The generic mount options that every filesystem in Solaris "supports" - since the framework actually parses them and validates their effect before calling into filesystem-specific code - are listed in usr/src/uts/common/fs/vfs.c in the OpenSolaris sourcecode. A larger table of mount options used in Solaris by some (but not necessarily all) filesystems is in <sys/mntent.h>, and it makes sense to check this list for a possible functional match before you declare your own proprietary option name strings.
Now that you've decided what mount options you need beyond those parsed and applied by the framework by default, do you really want to implement mount option parsing ? You can - just leave the last element in the vfsdef_t structure for your filesystem at NULL. But it's much easier to communicate your needs to the framework, and let that parse the options for you.
How is that done ? You use an array of mntopt_t data structures:
/*
* Structure defining a mount option for a filesystem.

== == ==

• _JOB_
Transcribe the passage on Solaris mount options word for word, starting at the words "Now that you've" and stopping after "options for you.". The items that come next have no connection to the passage on Solaris mount options.

== == ==

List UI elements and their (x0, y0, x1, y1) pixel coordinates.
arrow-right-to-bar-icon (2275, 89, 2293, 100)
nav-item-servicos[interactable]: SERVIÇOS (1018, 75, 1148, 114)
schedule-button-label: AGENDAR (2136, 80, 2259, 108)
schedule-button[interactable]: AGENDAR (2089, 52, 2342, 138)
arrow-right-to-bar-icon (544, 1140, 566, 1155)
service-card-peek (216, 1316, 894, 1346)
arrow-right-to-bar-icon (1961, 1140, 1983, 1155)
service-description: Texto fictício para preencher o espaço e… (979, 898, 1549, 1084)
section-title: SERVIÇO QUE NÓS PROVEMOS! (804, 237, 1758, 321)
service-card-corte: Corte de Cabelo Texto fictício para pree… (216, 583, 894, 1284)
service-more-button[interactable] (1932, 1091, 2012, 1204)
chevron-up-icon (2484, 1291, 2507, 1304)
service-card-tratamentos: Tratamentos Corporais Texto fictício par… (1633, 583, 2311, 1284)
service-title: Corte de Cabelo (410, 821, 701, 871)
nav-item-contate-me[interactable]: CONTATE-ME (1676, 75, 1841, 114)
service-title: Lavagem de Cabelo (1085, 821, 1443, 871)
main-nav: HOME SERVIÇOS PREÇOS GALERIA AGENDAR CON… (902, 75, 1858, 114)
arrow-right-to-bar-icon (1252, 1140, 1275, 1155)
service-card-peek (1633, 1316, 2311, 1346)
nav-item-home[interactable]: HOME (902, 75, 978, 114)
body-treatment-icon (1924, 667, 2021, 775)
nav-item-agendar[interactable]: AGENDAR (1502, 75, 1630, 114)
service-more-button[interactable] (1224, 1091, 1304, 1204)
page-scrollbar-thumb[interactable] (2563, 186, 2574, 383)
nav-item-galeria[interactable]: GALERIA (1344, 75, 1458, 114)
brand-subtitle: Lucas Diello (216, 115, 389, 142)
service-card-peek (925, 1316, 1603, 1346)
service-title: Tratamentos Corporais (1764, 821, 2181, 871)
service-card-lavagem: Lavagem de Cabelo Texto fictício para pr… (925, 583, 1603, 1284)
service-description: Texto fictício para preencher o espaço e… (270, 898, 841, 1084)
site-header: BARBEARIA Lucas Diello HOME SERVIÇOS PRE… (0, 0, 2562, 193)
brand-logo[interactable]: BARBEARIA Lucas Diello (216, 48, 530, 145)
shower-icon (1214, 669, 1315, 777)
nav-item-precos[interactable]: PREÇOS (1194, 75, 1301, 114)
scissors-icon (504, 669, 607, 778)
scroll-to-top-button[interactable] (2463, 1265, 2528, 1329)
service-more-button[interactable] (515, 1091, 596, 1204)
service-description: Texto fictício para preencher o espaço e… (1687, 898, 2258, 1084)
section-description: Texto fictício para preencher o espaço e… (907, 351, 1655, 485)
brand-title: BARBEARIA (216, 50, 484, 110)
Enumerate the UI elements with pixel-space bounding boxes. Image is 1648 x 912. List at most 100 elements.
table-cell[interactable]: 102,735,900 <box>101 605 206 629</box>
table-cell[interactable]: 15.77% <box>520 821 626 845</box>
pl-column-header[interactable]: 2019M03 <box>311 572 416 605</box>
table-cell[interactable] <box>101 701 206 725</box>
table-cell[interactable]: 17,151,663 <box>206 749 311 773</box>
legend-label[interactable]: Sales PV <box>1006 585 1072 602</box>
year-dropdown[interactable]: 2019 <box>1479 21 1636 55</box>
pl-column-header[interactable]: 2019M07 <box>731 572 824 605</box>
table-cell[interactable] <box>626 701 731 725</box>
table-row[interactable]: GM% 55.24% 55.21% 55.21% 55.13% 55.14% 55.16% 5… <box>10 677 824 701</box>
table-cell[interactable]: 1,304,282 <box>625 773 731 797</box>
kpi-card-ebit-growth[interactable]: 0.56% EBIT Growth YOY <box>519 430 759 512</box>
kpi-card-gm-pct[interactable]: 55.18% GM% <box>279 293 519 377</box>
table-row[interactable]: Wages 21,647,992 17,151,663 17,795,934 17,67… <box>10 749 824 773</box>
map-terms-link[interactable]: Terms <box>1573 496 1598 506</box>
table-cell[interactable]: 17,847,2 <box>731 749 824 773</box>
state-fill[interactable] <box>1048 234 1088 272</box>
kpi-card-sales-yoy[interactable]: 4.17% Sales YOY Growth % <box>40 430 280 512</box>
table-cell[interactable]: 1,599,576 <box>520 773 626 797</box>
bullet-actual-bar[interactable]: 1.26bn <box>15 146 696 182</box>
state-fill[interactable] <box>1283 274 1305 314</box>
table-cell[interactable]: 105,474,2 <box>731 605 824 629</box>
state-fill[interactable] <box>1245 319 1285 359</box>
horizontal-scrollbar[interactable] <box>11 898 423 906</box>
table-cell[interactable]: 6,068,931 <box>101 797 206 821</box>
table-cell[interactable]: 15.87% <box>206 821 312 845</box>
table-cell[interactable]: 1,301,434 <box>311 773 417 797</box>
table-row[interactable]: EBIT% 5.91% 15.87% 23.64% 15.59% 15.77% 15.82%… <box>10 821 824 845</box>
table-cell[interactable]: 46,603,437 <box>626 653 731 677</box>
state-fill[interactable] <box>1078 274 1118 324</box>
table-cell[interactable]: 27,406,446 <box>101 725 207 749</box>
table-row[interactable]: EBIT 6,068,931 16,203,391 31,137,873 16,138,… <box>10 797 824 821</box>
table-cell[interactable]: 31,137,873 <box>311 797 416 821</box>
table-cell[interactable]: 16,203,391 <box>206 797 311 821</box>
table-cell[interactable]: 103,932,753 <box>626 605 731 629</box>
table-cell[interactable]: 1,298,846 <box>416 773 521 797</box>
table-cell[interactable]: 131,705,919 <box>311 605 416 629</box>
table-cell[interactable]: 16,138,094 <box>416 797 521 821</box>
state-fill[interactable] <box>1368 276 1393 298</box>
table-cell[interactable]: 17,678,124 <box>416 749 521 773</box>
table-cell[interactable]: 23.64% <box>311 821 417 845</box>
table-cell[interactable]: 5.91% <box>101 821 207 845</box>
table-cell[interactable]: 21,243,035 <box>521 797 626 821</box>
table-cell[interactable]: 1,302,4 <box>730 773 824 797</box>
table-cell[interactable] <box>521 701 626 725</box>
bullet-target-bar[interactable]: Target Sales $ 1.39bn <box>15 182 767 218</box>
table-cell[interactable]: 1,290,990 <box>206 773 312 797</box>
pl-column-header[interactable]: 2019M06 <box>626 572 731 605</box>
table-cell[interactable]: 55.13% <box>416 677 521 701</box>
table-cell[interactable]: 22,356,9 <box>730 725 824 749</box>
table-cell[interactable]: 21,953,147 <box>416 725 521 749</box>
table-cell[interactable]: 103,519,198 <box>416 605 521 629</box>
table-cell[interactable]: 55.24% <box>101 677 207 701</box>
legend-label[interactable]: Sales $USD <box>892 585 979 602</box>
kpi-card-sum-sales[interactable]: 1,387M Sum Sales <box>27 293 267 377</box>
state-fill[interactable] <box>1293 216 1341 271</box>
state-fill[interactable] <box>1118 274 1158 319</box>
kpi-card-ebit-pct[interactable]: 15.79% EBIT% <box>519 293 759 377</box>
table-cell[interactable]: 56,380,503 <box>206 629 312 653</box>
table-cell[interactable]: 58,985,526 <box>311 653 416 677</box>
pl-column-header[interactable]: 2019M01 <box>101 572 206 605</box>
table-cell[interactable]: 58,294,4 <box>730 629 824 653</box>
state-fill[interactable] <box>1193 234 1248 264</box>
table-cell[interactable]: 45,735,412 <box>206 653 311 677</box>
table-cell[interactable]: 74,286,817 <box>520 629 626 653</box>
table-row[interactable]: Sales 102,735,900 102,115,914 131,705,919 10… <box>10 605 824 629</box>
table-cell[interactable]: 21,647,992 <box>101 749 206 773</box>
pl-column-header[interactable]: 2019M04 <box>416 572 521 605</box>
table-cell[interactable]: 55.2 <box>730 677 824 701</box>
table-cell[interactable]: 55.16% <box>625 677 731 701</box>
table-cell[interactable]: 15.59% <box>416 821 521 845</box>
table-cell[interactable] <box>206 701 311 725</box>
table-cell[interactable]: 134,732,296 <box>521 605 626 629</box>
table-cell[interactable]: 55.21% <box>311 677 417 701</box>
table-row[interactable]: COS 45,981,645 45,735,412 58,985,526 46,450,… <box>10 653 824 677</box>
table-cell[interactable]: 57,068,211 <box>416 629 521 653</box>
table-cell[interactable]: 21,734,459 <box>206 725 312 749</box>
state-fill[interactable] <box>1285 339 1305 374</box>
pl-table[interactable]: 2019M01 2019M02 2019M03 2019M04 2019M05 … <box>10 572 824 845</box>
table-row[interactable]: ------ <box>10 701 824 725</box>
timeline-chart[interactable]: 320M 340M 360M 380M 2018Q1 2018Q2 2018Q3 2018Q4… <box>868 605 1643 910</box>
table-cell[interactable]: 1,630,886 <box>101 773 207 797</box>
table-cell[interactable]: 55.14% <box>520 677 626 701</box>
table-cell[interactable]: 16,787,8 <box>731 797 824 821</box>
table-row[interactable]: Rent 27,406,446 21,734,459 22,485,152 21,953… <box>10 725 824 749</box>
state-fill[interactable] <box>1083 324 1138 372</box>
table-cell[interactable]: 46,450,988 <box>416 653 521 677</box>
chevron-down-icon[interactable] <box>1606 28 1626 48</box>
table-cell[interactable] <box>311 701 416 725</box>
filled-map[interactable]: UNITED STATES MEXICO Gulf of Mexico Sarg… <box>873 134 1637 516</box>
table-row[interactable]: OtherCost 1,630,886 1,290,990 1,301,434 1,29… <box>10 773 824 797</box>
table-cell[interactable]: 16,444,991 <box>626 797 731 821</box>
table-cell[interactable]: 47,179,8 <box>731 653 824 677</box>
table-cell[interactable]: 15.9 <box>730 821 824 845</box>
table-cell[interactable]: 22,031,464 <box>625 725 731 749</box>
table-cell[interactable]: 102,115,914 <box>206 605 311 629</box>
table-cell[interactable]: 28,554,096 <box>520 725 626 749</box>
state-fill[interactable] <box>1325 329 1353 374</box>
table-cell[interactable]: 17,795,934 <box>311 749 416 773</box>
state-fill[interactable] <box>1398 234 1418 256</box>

== == ==

• _SOLUTION TO THIS TASK_
Now that you've decided what mount options you need beyond those parsed and applied by the framework by default, do you really want to implement mount option parsing ? You can - just leave the last element in the vfsdef_t structure for your filesystem at NULL. But it's much easier to communicate your needs to the framework, and let that parse the options for you.